◆ **What is being asked**:
Please write out the complete listing that follows, exactly as it reads.

## START

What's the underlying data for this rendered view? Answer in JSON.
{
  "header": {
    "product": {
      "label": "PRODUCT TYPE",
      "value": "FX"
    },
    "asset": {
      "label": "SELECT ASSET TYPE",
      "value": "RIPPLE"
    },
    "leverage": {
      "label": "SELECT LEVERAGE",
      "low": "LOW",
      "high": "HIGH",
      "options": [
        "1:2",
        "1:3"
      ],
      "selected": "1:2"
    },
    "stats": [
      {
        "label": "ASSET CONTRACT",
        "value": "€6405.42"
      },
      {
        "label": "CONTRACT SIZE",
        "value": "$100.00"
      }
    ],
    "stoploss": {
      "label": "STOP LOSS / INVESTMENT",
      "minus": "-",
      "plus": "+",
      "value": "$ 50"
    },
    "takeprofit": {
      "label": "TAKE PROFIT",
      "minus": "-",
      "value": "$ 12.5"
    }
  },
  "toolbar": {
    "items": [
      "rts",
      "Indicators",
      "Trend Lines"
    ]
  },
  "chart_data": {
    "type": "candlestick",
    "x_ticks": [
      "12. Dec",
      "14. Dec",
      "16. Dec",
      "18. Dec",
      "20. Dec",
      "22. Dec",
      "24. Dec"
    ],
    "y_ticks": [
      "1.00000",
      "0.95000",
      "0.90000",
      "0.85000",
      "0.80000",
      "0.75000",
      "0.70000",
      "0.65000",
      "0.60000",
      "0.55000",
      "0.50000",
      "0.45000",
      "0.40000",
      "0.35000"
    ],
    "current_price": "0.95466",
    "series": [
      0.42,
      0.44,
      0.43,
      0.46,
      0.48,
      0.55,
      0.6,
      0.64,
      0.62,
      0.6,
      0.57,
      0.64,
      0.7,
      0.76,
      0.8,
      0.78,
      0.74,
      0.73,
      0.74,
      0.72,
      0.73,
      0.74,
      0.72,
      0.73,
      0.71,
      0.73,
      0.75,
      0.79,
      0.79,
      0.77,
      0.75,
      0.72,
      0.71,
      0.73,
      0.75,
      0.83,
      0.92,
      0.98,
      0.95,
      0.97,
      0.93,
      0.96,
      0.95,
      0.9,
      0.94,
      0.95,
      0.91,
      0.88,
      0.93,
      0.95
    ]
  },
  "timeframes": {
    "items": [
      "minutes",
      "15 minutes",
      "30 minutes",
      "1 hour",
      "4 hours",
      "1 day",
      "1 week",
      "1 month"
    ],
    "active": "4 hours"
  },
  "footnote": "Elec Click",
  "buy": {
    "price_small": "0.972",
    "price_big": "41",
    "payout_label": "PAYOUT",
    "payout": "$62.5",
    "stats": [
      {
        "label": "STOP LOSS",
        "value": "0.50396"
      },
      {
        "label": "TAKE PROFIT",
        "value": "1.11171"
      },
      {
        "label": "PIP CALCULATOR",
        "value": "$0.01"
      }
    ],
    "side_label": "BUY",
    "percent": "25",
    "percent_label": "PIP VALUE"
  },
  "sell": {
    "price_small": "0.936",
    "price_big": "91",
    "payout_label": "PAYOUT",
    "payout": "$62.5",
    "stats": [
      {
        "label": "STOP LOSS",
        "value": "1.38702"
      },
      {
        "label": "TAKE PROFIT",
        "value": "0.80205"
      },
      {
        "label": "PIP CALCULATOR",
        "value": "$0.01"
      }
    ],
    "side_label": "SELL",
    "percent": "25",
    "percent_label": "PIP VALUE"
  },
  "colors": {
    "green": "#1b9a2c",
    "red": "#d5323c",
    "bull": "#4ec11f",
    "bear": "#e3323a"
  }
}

## END

◆ **Full solution**:
What's the underlying data for this rendered view? Answer in JSON.
{
  "header": {
    "product": {
      "label": "PRODUCT TYPE",
      "value": "FX"
    },
    "asset": {
      "label": "SELECT ASSET TYPE",
      "value": "RIPPLE"
    },
    "leverage": {
      "label": "SELECT LEVERAGE",
      "low": "LOW",
      "high": "HIGH",
      "options": [
        "1:2",
        "1:3"
      ],
      "selected": "1:2"
    },
    "stats": [
      {
        "label": "ASSET CONTRACT",
        "value": "€6405.42"
      },
      {
        "label": "CONTRACT SIZE",
        "value": "$100.00"
      }
    ],
    "stoploss": {
      "label": "STOP LOSS / INVESTMENT",
      "minus": "-",
      "plus": "+",
      "value": "$ 50"
    },
    "takeprofit": {
      "label": "TAKE PROFIT",
      "minus": "-",
      "value": "$ 12.5"
    }
  },
  "toolbar": {
    "items": [
      "rts",
      "Indicators",
      "Trend Lines"
    ]
  },
  "chart_data": {
    "type": "candlestick",
    "x_ticks": [
      "12. Dec",
      "14. Dec",
      "16. Dec",
      "18. Dec",
      "20. Dec",
      "22. Dec",
      "24. Dec"
    ],
    "y_ticks": [
      "1.00000",
      "0.95000",
      "0.90000",
      "0.85000",
      "0.80000",
      "0.75000",
      "0.70000",
      "0.65000",
      "0.60000",
      "0.55000",
      "0.50000",
      "0.45000",
      "0.40000",
      "0.35000"
    ],
    "current_price": "0.95466",
    "series": [
      0.42,
      0.44,
      0.43,
      0.46,
      0.48,
      0.55,
      0.6,
      0.64,
      0.62,
      0.6,
      0.57,
      0.64,
      0.7,
      0.76,
      0.8,
      0.78,
      0.74,
      0.73,
      0.74,
      0.72,
      0.73,
      0.74,
      0.72,
      0.73,
      0.71,
      0.73,
      0.75,
      0.79,
      0.79,
      0.77,
      0.75,
      0.72,
      0.71,
      0.73,
      0.75,
      0.83,
      0.92,
      0.98,
      0.95,
      0.97,
      0.93,
      0.96,
      0.95,
      0.9,
      0.94,
      0.95,
      0.91,
      0.88,
      0.93,
      0.95
    ]
  },
  "timeframes": {
    "items": [
      "minutes",
      "15 minutes",
      "30 minutes",
      "1 hour",
      "4 hours",
      "1 day",
      "1 week",
      "1 month"
    ],
    "active": "4 hours"
  },
  "footnote": "Elec Click",
  "buy": {
    "price_small": "0.972",
    "price_big": "41",
    "payout_label": "PAYOUT",
    "payout": "$62.5",
    "stats": [
      {
        "label": "STOP LOSS",
        "value": "0.50396"
      },
      {
        "label": "TAKE PROFIT",
        "value": "1.11171"
      },
      {
        "label": "PIP CALCULATOR",
        "value": "$0.01"
      }
    ],
    "side_label": "BUY",
    "percent": "25",
    "percent_label": "PIP VALUE"
  },
  "sell": {
    "price_small": "0.936",
    "price_big": "91",
    "payout_label": "PAYOUT",
    "payout": "$62.5",
    "stats": [
      {
        "label": "STOP LOSS",
        "value": "1.38702"
      },
      {
        "label": "TAKE PROFIT",
        "value": "0.80205"
      },
      {
        "label": "PIP CALCULATOR",
        "value": "$0.01"
      }
    ],
    "side_label": "SELL",
    "percent": "25",
    "percent_label": "PIP VALUE"
  },
  "colors": {
    "green": "#1b9a2c",
    "red": "#d5323c",
    "bull": "#4ec11f",
    "bear": "#e3323a"
  }
}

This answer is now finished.